Extracted data entries →
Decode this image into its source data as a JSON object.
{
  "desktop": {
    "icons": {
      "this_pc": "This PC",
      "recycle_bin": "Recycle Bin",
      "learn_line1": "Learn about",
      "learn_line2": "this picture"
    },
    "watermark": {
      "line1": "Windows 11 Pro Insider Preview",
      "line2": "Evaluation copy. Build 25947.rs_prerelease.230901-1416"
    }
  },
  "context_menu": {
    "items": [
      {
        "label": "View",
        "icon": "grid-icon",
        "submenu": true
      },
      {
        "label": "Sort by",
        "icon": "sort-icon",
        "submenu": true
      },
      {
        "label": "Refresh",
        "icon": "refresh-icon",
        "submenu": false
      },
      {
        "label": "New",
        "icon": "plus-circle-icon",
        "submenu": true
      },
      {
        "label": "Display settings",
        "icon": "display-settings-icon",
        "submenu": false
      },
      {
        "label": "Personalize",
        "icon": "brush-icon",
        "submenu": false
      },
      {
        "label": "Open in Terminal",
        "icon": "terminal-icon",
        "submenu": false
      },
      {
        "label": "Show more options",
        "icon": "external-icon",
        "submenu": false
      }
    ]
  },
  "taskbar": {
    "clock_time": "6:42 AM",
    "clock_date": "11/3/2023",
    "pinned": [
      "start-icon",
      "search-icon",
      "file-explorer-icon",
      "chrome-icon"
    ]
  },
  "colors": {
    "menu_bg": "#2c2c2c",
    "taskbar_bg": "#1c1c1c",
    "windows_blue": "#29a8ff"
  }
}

STATED GOAL → Within the data above, pick out all lines holding the word "label".

RESPONSE TO THIS EXERCISE →
        "label": "View",
        "label": "Sort by",
        "label": "Refresh",
        "label": "New",
        "label": "Display settings",
        "label": "Personalize",
        "label": "Open in Terminal",
        "label": "Show more options",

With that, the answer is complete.